WHAT YOU NEED TO DO:
Provide nothing but the number of lines containing the string "подлинности".

-- Start DATA FOR PROCESSING --

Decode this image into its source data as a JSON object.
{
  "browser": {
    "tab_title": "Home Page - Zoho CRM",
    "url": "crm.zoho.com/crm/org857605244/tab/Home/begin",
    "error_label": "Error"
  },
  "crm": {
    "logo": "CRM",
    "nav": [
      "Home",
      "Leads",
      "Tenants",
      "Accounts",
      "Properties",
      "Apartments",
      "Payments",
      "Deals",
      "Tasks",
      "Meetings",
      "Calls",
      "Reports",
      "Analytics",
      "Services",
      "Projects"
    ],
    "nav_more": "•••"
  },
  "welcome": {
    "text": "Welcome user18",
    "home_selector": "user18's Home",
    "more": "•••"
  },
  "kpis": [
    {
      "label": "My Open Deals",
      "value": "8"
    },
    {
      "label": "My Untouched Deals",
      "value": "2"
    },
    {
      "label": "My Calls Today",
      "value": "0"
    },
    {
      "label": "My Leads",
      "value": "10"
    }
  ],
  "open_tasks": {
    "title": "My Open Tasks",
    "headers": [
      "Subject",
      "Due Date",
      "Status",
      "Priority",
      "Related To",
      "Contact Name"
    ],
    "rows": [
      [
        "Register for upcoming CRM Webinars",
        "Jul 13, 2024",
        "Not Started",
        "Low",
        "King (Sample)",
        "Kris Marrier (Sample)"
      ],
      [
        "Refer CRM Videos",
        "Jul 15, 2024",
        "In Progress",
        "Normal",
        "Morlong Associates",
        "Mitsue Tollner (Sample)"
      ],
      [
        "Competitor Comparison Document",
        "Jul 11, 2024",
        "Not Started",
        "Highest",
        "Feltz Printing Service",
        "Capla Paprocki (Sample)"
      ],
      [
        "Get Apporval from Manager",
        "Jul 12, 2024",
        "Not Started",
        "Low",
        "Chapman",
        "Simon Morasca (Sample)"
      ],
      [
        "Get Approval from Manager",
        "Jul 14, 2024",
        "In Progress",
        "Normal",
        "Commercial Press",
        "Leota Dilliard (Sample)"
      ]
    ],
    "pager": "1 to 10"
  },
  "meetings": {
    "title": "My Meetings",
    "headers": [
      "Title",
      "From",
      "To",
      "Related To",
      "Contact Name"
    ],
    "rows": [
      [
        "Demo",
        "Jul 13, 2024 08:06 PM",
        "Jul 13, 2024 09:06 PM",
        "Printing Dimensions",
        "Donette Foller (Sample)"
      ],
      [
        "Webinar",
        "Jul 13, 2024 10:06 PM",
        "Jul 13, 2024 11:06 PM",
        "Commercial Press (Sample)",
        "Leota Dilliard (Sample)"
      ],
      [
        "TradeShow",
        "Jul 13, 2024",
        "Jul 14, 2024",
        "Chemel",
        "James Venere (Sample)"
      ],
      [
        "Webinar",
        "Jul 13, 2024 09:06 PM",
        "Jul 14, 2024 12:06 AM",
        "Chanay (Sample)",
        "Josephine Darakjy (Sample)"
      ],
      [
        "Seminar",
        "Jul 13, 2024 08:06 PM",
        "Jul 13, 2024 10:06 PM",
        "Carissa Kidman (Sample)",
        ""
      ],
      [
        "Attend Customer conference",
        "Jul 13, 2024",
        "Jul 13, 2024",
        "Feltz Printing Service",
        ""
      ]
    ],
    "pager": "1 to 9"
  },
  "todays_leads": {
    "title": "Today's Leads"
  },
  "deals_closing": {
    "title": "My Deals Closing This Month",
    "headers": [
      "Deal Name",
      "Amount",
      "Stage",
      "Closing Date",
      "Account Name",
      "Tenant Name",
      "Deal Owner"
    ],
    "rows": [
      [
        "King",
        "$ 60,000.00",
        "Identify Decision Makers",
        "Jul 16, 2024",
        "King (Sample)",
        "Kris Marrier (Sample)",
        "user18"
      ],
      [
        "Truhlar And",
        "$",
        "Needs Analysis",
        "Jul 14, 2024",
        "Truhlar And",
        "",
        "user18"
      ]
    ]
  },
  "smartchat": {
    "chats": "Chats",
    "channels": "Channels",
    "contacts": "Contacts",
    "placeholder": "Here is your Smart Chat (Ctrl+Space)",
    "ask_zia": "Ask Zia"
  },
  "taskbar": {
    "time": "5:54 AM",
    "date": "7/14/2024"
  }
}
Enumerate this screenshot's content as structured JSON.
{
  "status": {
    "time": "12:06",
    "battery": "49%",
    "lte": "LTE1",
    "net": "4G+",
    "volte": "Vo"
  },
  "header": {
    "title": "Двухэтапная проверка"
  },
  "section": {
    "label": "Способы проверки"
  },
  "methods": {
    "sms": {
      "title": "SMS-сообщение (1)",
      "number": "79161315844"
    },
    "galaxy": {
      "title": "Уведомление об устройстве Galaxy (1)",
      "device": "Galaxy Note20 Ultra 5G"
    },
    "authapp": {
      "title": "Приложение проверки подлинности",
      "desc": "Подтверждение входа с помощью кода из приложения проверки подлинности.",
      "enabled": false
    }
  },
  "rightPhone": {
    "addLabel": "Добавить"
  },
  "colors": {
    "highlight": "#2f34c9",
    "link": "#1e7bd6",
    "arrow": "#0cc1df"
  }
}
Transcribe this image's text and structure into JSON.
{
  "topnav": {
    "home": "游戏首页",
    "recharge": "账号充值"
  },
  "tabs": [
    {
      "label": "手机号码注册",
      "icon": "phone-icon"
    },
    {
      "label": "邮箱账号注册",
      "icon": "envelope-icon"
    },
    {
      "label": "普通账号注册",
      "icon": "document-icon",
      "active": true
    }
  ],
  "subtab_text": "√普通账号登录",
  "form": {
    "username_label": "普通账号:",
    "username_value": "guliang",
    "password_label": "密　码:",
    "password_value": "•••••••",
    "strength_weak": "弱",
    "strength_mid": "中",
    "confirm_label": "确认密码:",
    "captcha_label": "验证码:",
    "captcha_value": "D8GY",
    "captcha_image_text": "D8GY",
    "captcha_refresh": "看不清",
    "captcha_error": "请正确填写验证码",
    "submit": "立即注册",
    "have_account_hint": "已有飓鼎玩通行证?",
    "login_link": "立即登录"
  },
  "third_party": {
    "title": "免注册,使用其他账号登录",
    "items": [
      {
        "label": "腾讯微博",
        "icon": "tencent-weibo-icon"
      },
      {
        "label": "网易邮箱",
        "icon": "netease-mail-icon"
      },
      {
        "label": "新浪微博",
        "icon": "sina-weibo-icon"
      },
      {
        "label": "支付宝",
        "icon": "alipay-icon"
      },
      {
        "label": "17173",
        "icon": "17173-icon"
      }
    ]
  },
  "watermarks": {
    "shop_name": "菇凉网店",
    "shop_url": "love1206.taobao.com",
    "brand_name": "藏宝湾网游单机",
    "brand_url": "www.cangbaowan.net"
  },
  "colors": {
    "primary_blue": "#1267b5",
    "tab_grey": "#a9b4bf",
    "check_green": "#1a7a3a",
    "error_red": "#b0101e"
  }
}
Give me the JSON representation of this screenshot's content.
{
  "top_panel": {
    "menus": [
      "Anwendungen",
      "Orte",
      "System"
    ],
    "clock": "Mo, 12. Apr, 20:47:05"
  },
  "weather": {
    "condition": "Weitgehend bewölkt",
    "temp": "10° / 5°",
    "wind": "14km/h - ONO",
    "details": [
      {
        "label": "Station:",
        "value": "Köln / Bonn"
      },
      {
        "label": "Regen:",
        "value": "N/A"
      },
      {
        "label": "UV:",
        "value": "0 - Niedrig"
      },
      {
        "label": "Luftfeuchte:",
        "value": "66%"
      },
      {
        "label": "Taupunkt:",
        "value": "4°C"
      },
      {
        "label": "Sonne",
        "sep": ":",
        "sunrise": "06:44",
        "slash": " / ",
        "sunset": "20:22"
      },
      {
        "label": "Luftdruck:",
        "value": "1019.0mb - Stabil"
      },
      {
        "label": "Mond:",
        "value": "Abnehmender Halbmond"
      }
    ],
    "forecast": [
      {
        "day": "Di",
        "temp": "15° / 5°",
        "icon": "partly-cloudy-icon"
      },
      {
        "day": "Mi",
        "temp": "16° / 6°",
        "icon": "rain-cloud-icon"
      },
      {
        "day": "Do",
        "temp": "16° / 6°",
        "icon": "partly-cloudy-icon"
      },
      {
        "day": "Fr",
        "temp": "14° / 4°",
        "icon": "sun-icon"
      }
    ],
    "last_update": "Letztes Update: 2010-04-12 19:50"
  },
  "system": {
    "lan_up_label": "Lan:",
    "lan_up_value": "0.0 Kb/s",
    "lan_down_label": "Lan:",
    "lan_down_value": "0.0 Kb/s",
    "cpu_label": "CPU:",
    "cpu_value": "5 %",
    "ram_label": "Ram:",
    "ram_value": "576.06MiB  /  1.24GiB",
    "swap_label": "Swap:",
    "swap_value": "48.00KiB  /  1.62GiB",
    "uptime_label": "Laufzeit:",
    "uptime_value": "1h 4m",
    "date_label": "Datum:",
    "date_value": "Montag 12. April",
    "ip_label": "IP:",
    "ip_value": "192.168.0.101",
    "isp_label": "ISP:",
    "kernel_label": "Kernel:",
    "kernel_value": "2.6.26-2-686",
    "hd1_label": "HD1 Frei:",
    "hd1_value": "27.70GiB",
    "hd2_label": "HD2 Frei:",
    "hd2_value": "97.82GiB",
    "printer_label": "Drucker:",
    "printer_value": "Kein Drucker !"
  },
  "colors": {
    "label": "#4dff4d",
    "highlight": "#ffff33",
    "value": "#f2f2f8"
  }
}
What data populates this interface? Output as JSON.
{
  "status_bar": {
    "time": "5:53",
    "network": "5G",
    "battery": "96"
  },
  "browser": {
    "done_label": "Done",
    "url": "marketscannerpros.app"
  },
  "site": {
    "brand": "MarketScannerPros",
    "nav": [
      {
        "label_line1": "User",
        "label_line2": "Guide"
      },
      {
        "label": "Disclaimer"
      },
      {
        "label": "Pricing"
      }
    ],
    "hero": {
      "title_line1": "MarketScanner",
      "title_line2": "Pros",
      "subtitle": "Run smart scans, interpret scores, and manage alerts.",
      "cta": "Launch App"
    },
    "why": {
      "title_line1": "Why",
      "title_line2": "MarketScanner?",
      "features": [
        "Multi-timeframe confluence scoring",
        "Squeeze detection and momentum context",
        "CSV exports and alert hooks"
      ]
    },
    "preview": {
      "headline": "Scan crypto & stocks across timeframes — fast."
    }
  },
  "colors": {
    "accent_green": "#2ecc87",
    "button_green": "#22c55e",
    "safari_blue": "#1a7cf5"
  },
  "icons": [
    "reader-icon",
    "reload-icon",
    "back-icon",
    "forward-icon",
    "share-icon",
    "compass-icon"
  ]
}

-- End DATA FOR PROCESSING --

TASK RESPONSE:
2